Problem requirements
No images are to be carried over; print all other material exactly as it stands.
▬▬▬▬▬▬
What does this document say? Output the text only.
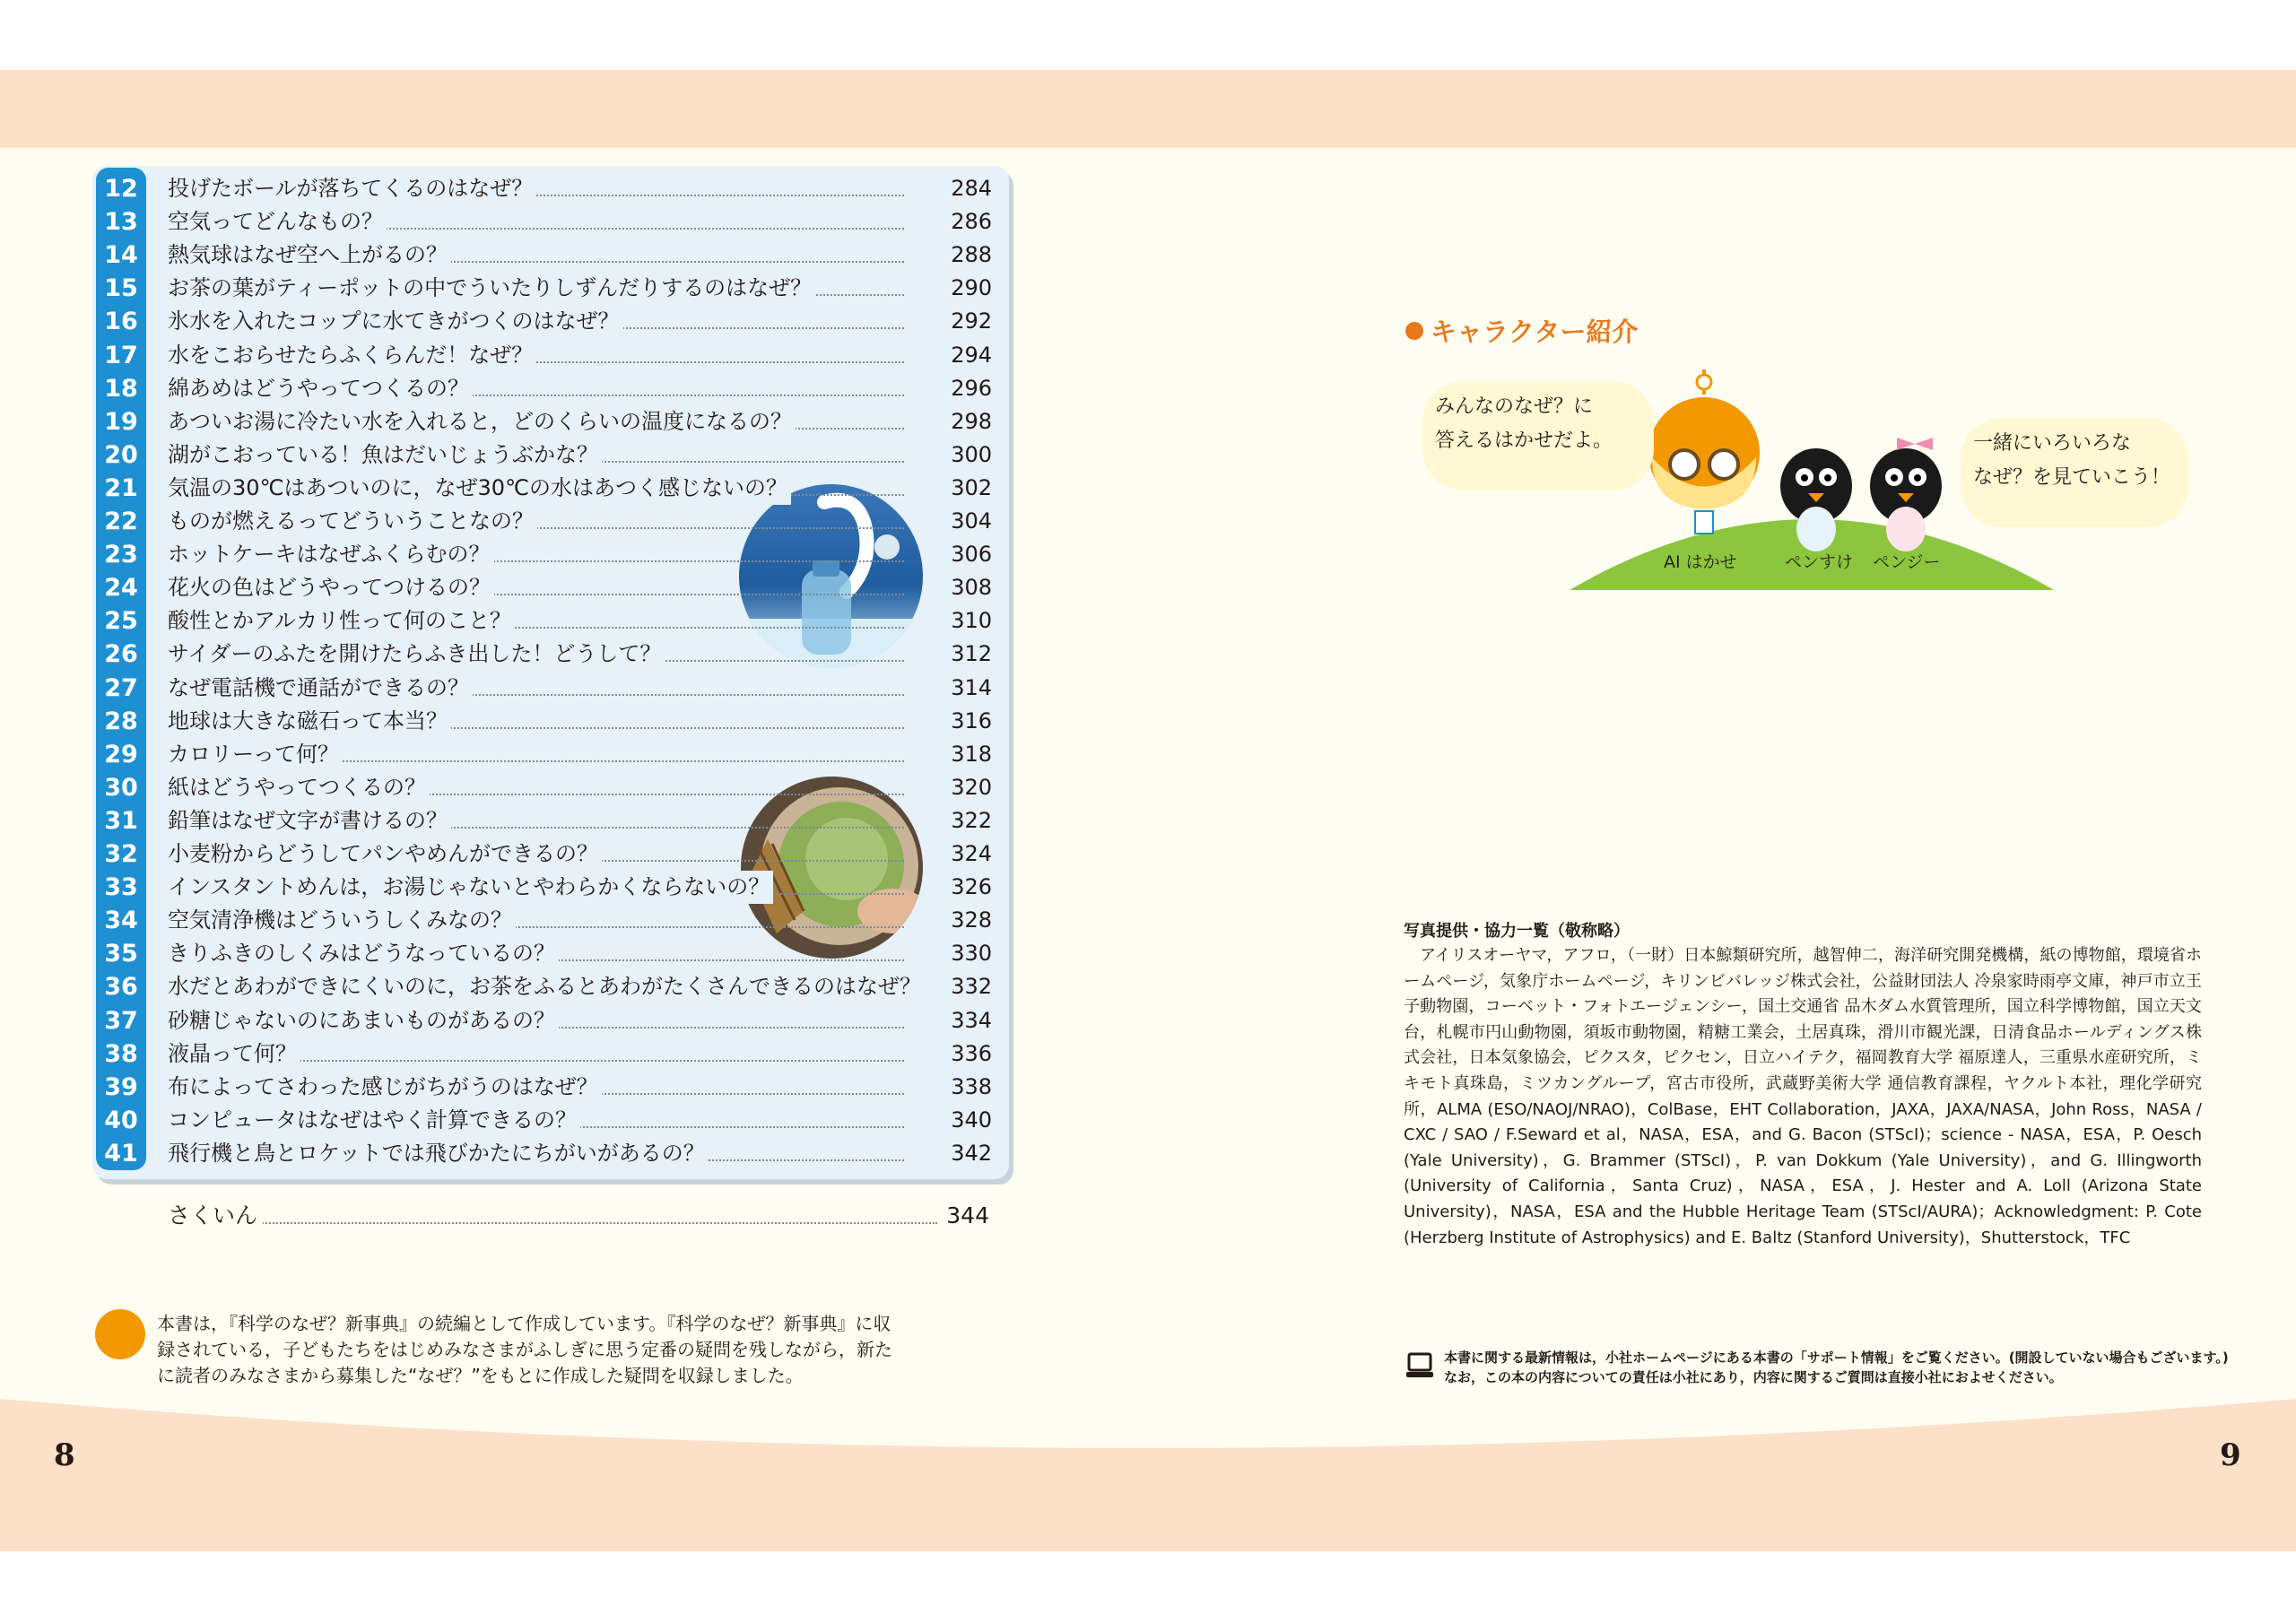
12 投げたボールが落ちてくるのはなぜ？	284
13 空気ってどんなもの？	286
14 熱気球はなぜ空へ上がるの？	288
15 お茶の葉がティーポットの中でういたりしずんだりするのはなぜ？	290
16 氷水を入れたコップに水てきがつくのはなぜ？	292
17 水をこおらせたらふくらんだ！なぜ？	294
18 綿あめはどうやってつくるの？	296
19 あついお湯に冷たい水を入れると，どのくらいの温度になるの？	298
20 湖がこおっている！魚はだいじょうぶかな？	300
21 気温の30℃はあついのに，なぜ30℃の水はあつく感じないの？	302
22 ものが燃えるってどういうことなの？	304
23 ホットケーキはなぜふくらむの？	306
24 花火の色はどうやってつけるの？	308
25 酸性とかアルカリ性って何のこと？	310
26 サイダーのふたを開けたらふき出した！どうして？	312
27 なぜ電話機で通話ができるの？	314
28 地球は大きな磁石って本当？	316
29 カロリーって何？	318
30 紙はどうやってつくるの？	320
31 鉛筆はなぜ文字が書けるの？	322
32 小麦粉からどうしてパンやめんができるの？	324
33 インスタントめんは，お湯じゃないとやわらかくならないの？	326
34 空気清浄機はどういうしくみなの？	328
35 きりふきのしくみはどうなっているの？	330
36 水だとあわができにくいのに，お茶をふるとあわがたくさんできるのはなぜ？	332
37 砂糖じゃないのにあまいものがあるの？	334
38 液晶って何？	336
39 布によってさわった感じがちがうのはなぜ？	338
40 コンピュータはなぜはやく計算できるの？	340
41 飛行機と鳥とロケットでは飛びかたにちがいがあるの？	342
さくいん	344
本書は，『科学のなぜ？新事典』の続編として作成しています。『科学のなぜ？新事典』に収録されている，子どもたちをはじめみなさまがふしぎに思う定番の疑問を残しながら，新たに読者のみなさまから募集した“なぜ？”をもとに作成した疑問を収録しました。
8	9
キャラクター紹介
みんなのなぜ？に
答えるはかせだよ。	一緒にいろいろな
なぜ？を見ていこう！
AI はかせ	ペンすけ ペンジー
写真提供・協力一覧（敬称略）
アイリスオーヤマ，アフロ，（一財）日本鯨類研究所，越智伸二，海洋研究開発機構，紙の博物館，環境省ホームページ，気象庁ホームページ，キリンビバレッジ株式会社，公益財団法人 冷泉家時雨亭文庫，神戸市立王子動物園，コーベット・フォトエージェンシー，国土交通省 品木ダム水質管理所，国立科学博物館，国立天文台，札幌市円山動物園，須坂市動物園，精糖工業会，土居真珠，滑川市観光課，日清食品ホールディングス株式会社，日本気象協会，ピクスタ，ピクセン，日立ハイテク，福岡教育大学 福原達人，三重県水産研究所，ミキモト真珠島，ミツカングループ，宮古市役所，武蔵野美術大学 通信教育課程，ヤクルト本社，理化学研究所，ALMA (ESO/NAOJ/NRAO)，ColBase，EHT Collaboration，JAXA，JAXA/NASA，John Ross，NASA / CXC / SAO / F.Seward et al，NASA，ESA，and G. Bacon (STScI)；science - NASA，ESA，P. Oesch (Yale University)，G. Brammer (STScI)，P. van Dokkum (Yale University)，and G. Illingworth (University of California，Santa Cruz)，NASA，ESA，J. Hester and A. Loll (Arizona State University)，NASA，ESA and the Hubble Heritage Team (STScI/AURA)；Acknowledgment: P. Cote (Herzberg Institute of Astrophysics) and E. Baltz (Stanford University)，Shutterstock，TFC
本書に関する最新情報は，小社ホームページにある本書の「サポート情報」をご覧ください。(開設していない場合もございます。)
なお，この本の内容についての責任は小社にあり，内容に関するご質問は直接小社におよせください。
▬▬▬▬▬▬
Response to this exercise
What does this document say? Output the text only.
12 投げたボールが落ちてくるのはなぜ？	284
13 空気ってどんなもの？	286
14 熱気球はなぜ空へ上がるの？	288
15 お茶の葉がティーポットの中でういたりしずんだりするのはなぜ？	290
16 氷水を入れたコップに水てきがつくのはなぜ？	292
17 水をこおらせたらふくらんだ！なぜ？	294
18 綿あめはどうやってつくるの？	296
19 あついお湯に冷たい水を入れると，どのくらいの温度になるの？	298
20 湖がこおっている！魚はだいじょうぶかな？	300
21 気温の30℃はあついのに，なぜ30℃の水はあつく感じないの？	302
22 ものが燃えるってどういうことなの？	304
23 ホットケーキはなぜふくらむの？	306
24 花火の色はどうやってつけるの？	308
25 酸性とかアルカリ性って何のこと？	310
26 サイダーのふたを開けたらふき出した！どうして？	312
27 なぜ電話機で通話ができるの？	314
28 地球は大きな磁石って本当？	316
29 カロリーって何？	318
30 紙はどうやってつくるの？	320
31 鉛筆はなぜ文字が書けるの？	322
32 小麦粉からどうしてパンやめんができるの？	324
33 インスタントめんは，お湯じゃないとやわらかくならないの？	326
34 空気清浄機はどういうしくみなの？	328
35 きりふきのしくみはどうなっているの？	330
36 水だとあわができにくいのに，お茶をふるとあわがたくさんできるのはなぜ？	332
37 砂糖じゃないのにあまいものがあるの？	334
38 液晶って何？	336
39 布によってさわった感じがちがうのはなぜ？	338
40 コンピュータはなぜはやく計算できるの？	340
41 飛行機と鳥とロケットでは飛びかたにちがいがあるの？	342
さくいん	344
本書は，『科学のなぜ？新事典』の続編として作成しています。『科学のなぜ？新事典』に収録されている，子どもたちをはじめみなさまがふしぎに思う定番の疑問を残しながら，新たに読者のみなさまから募集した“なぜ？”をもとに作成した疑問を収録しました。
8	9
キャラクター紹介
みんなのなぜ？に
答えるはかせだよ。	一緒にいろいろな
なぜ？を見ていこう！
AI はかせ	ペンすけ ペンジー
写真提供・協力一覧（敬称略）
アイリスオーヤマ，アフロ，（一財）日本鯨類研究所，越智伸二，海洋研究開発機構，紙の博物館，環境省ホームページ，気象庁ホームページ，キリンビバレッジ株式会社，公益財団法人 冷泉家時雨亭文庫，神戸市立王子動物園，コーベット・フォトエージェンシー，国土交通省 品木ダム水質管理所，国立科学博物館，国立天文台，札幌市円山動物園，須坂市動物園，精糖工業会，土居真珠，滑川市観光課，日清食品ホールディングス株式会社，日本気象協会，ピクスタ，ピクセン，日立ハイテク，福岡教育大学 福原達人，三重県水産研究所，ミキモト真珠島，ミツカングループ，宮古市役所，武蔵野美術大学 通信教育課程，ヤクルト本社，理化学研究所，ALMA (ESO/NAOJ/NRAO)，ColBase，EHT Collaboration，JAXA，JAXA/NASA，John Ross，NASA / CXC / SAO / F.Seward et al，NASA，ESA，and G. Bacon (STScI)；science - NASA，ESA，P. Oesch (Yale University)，G. Brammer (STScI)，P. van Dokkum (Yale University)，and G. Illingworth (University of California，Santa Cruz)，NASA，ESA，J. Hester and A. Loll (Arizona State University)，NASA，ESA and the Hubble Heritage Team (STScI/AURA)；Acknowledgment: P. Cote (Herzberg Institute of Astrophysics) and E. Baltz (Stanford University)，Shutterstock，TFC
本書に関する最新情報は，小社ホームページにある本書の「サポート情報」をご覧ください。(開設していない場合もございます。)
なお，この本の内容についての責任は小社にあり，内容に関するご質問は直接小社におよせください。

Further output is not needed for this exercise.